EXERCISE TASK:
Copy out all lines in the data below containing the string "Katmanı".
** begin **
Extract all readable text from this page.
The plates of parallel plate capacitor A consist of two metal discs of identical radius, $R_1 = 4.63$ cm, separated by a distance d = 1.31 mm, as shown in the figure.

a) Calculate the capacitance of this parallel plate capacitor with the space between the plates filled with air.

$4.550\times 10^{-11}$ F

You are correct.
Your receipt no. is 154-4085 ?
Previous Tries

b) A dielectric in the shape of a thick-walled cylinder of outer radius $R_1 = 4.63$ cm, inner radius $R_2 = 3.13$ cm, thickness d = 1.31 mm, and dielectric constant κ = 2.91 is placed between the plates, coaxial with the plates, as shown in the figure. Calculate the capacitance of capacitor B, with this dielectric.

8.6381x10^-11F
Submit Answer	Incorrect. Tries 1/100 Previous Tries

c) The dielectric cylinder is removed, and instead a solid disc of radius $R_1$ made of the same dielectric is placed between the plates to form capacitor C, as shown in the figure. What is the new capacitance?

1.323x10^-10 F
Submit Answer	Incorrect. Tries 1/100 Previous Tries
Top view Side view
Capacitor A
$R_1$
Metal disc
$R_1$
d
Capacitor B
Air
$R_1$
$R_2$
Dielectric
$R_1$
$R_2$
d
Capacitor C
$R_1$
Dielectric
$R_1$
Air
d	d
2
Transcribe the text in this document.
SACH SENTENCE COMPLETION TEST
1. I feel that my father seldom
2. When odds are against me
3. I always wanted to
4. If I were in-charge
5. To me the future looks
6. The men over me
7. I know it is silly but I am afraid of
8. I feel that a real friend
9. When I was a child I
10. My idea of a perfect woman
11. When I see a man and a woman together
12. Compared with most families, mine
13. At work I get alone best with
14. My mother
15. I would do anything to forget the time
** end **
** begin **
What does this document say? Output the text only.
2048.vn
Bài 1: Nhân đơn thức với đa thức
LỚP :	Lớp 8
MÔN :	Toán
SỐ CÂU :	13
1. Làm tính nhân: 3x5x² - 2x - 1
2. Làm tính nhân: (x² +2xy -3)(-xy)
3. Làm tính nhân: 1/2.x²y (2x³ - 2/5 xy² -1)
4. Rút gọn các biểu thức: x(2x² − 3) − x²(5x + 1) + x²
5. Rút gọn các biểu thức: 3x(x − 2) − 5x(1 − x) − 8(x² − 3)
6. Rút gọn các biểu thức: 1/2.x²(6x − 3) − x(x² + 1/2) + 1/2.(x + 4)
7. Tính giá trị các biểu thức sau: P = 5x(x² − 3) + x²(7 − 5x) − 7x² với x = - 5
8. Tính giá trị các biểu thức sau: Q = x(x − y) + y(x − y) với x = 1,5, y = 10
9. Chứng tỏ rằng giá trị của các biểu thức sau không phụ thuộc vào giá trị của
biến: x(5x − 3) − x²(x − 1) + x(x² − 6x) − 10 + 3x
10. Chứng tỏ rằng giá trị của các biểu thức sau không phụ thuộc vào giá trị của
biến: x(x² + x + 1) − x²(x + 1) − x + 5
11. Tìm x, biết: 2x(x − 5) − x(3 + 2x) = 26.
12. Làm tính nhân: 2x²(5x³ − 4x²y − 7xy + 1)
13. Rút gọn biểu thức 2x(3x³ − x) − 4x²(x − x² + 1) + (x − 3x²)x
** end **
** begin **
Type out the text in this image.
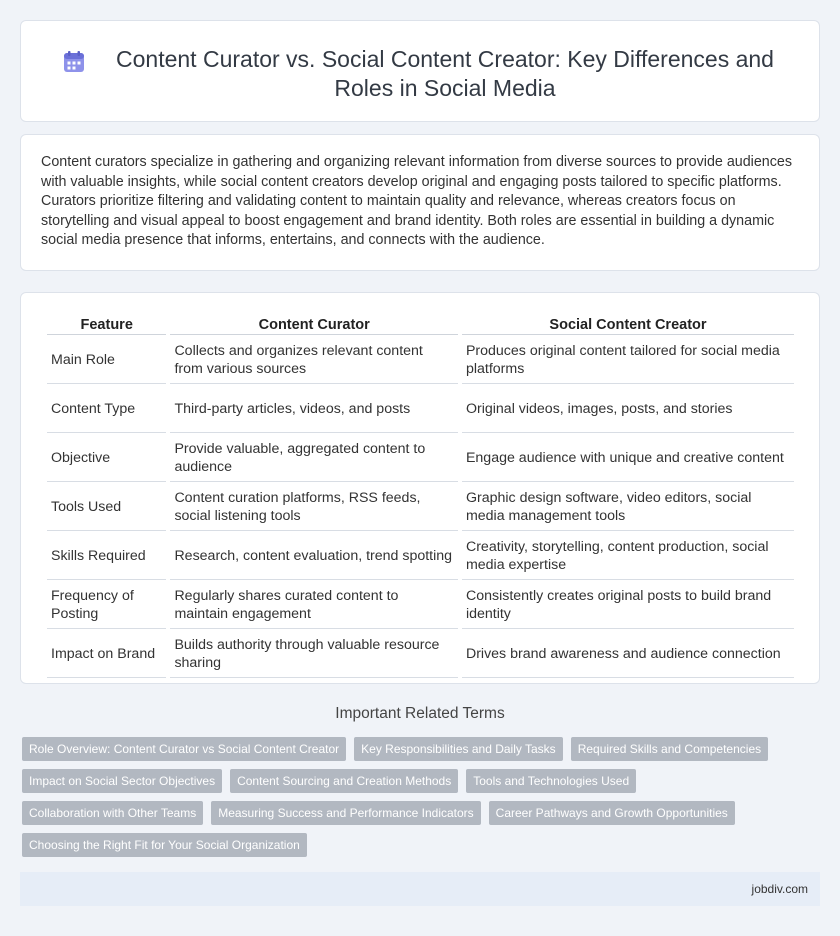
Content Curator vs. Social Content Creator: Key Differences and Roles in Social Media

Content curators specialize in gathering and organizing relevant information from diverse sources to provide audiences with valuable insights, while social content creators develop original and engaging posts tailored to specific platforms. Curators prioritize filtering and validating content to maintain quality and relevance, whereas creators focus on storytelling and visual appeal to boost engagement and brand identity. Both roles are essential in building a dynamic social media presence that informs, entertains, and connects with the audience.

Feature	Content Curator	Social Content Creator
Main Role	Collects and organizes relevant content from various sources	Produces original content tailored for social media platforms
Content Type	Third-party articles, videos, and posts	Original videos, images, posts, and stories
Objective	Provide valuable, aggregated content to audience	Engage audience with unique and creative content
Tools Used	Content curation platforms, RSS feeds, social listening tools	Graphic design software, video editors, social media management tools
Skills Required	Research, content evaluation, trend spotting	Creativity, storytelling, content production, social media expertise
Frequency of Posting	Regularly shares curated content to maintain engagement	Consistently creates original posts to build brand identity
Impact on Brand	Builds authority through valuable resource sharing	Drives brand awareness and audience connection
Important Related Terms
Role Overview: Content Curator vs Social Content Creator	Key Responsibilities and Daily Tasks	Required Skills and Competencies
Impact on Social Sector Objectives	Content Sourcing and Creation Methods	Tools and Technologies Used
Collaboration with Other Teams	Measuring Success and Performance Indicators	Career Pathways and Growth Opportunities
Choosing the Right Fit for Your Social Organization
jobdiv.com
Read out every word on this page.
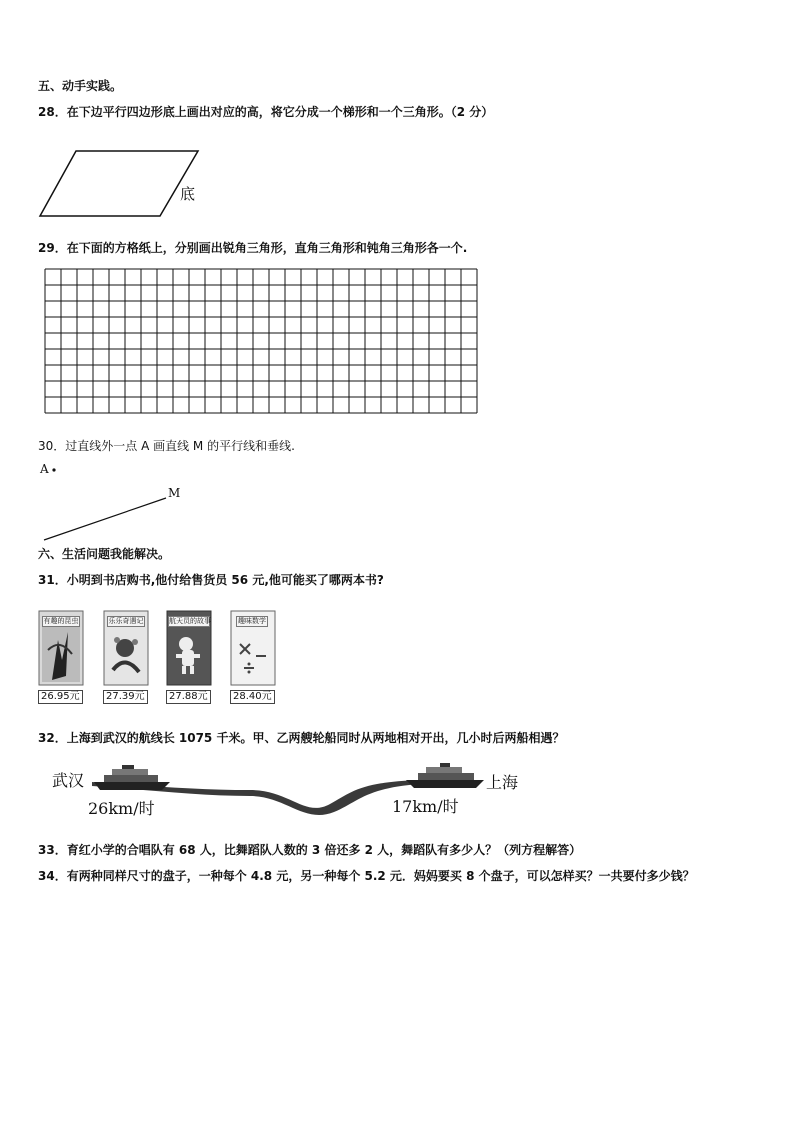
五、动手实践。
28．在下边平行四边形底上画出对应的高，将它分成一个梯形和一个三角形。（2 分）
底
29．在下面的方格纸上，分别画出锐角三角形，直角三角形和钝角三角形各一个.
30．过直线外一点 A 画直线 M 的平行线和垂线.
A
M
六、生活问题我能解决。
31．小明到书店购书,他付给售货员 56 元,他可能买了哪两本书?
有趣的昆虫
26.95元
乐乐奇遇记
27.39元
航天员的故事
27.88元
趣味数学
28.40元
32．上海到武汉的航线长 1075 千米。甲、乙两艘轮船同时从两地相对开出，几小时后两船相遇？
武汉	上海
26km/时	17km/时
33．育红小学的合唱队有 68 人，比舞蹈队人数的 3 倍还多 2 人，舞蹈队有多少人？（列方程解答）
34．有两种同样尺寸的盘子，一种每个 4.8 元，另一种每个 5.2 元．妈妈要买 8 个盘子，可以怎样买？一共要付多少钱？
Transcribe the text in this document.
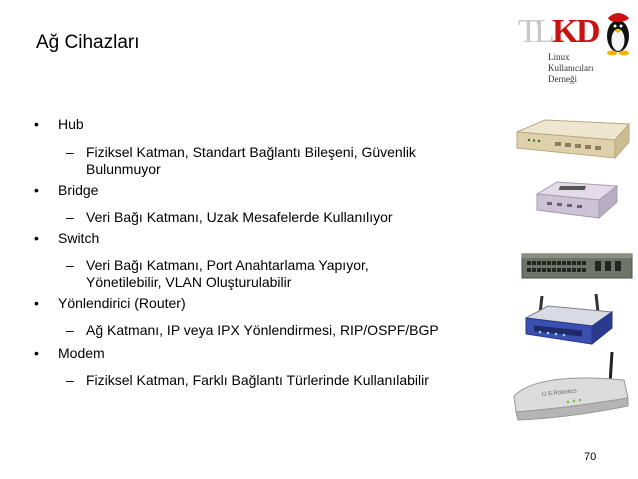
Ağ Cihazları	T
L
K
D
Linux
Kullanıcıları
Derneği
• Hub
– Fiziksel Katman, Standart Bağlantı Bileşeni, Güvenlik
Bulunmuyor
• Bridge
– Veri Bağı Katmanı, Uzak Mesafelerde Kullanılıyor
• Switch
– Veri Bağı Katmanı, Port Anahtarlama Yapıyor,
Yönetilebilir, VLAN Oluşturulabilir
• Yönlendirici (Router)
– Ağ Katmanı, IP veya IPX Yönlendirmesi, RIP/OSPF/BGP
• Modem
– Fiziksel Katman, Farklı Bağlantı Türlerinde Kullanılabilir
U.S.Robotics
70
** end **
SOLUTION:
– Veri Bağı Katmanı, Uzak Mesafelerde Kullanılıyor
– Veri Bağı Katmanı, Port Anahtarlama Yapıyor,
– Ağ Katmanı, IP veya IPX Yönlendirmesi, RIP/OSPF/BGP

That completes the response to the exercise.